Part of a data file:
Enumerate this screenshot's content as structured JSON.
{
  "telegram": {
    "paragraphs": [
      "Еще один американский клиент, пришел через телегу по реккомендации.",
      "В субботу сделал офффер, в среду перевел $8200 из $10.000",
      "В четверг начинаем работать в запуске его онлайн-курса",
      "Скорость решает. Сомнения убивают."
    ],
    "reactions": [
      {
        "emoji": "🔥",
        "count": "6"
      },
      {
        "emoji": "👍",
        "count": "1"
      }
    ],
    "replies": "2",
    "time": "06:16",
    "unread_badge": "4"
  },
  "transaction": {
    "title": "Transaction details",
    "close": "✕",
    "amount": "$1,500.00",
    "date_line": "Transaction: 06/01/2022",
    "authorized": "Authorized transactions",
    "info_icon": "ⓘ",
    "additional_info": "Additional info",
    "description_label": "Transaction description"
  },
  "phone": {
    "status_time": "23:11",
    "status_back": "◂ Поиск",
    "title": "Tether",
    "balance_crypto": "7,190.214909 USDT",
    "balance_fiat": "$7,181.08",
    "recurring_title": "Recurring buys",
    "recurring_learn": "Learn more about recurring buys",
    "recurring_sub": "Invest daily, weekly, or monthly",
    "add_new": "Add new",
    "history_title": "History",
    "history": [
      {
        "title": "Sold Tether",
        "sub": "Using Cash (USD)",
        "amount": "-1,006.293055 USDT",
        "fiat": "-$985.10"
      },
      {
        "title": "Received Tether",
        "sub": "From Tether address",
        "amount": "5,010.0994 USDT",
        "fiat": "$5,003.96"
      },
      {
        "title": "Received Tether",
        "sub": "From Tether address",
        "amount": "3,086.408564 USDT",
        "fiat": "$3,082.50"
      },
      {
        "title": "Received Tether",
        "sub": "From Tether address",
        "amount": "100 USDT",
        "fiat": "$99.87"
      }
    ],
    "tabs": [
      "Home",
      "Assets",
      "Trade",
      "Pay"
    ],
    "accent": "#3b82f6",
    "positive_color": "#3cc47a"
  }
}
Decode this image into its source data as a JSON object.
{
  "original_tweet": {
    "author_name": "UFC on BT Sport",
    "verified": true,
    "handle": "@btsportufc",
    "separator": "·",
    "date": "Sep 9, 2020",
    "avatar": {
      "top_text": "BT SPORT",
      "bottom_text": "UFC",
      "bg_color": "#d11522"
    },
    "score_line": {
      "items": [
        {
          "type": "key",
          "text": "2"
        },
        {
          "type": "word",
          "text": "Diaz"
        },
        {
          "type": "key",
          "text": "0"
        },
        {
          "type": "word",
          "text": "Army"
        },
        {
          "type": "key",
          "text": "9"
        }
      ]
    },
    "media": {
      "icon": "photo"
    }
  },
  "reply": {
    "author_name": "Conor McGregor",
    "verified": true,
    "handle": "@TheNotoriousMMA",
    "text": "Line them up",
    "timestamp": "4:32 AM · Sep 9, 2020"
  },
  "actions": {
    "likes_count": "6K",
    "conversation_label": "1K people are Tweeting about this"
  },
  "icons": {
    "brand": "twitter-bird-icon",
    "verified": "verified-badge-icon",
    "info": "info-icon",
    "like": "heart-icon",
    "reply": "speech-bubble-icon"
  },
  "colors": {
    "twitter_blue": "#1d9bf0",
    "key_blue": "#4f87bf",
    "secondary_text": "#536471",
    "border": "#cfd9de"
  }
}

# Task objective:
Repeat the listing in full, keeping every line exactly as it is.

# Exercise output:
Enumerate this screenshot's content as structured JSON.
{
  "telegram": {
    "paragraphs": [
      "Еще один американский клиент, пришел через телегу по реккомендации.",
      "В субботу сделал офффер, в среду перевел $8200 из $10.000",
      "В четверг начинаем работать в запуске его онлайн-курса",
      "Скорость решает. Сомнения убивают."
    ],
    "reactions": [
      {
        "emoji": "🔥",
        "count": "6"
      },
      {
        "emoji": "👍",
        "count": "1"
      }
    ],
    "replies": "2",
    "time": "06:16",
    "unread_badge": "4"
  },
  "transaction": {
    "title": "Transaction details",
    "close": "✕",
    "amount": "$1,500.00",
    "date_line": "Transaction: 06/01/2022",
    "authorized": "Authorized transactions",
    "info_icon": "ⓘ",
    "additional_info": "Additional info",
    "description_label": "Transaction description"
  },
  "phone": {
    "status_time": "23:11",
    "status_back": "◂ Поиск",
    "title": "Tether",
    "balance_crypto": "7,190.214909 USDT",
    "balance_fiat": "$7,181.08",
    "recurring_title": "Recurring buys",
    "recurring_learn": "Learn more about recurring buys",
    "recurring_sub": "Invest daily, weekly, or monthly",
    "add_new": "Add new",
    "history_title": "History",
    "history": [
      {
        "title": "Sold Tether",
        "sub": "Using Cash (USD)",
        "amount": "-1,006.293055 USDT",
        "fiat": "-$985.10"
      },
      {
        "title": "Received Tether",
        "sub": "From Tether address",
        "amount": "5,010.0994 USDT",
        "fiat": "$5,003.96"
      },
      {
        "title": "Received Tether",
        "sub": "From Tether address",
        "amount": "3,086.408564 USDT",
        "fiat": "$3,082.50"
      },
      {
        "title": "Received Tether",
        "sub": "From Tether address",
        "amount": "100 USDT",
        "fiat": "$99.87"
      }
    ],
    "tabs": [
      "Home",
      "Assets",
      "Trade",
      "Pay"
    ],
    "accent": "#3b82f6",
    "positive_color": "#3cc47a"
  }
}
Decode this image into its source data as a JSON object.
{
  "original_tweet": {
    "author_name": "UFC on BT Sport",
    "verified": true,
    "handle": "@btsportufc",
    "separator": "·",
    "date": "Sep 9, 2020",
    "avatar": {
      "top_text": "BT SPORT",
      "bottom_text": "UFC",
      "bg_color": "#d11522"
    },
    "score_line": {
      "items": [
        {
          "type": "key",
          "text": "2"
        },
        {
          "type": "word",
          "text": "Diaz"
        },
        {
          "type": "key",
          "text": "0"
        },
        {
          "type": "word",
          "text": "Army"
        },
        {
          "type": "key",
          "text": "9"
        }
      ]
    },
    "media": {
      "icon": "photo"
    }
  },
  "reply": {
    "author_name": "Conor McGregor",
    "verified": true,
    "handle": "@TheNotoriousMMA",
    "text": "Line them up",
    "timestamp": "4:32 AM · Sep 9, 2020"
  },
  "actions": {
    "likes_count": "6K",
    "conversation_label": "1K people are Tweeting about this"
  },
  "icons": {
    "brand": "twitter-bird-icon",
    "verified": "verified-badge-icon",
    "info": "info-icon",
    "like": "heart-icon",
    "reply": "speech-bubble-icon"
  },
  "colors": {
    "twitter_blue": "#1d9bf0",
    "key_blue": "#4f87bf",
    "secondary_text": "#536471",
    "border": "#cfd9de"
  }
}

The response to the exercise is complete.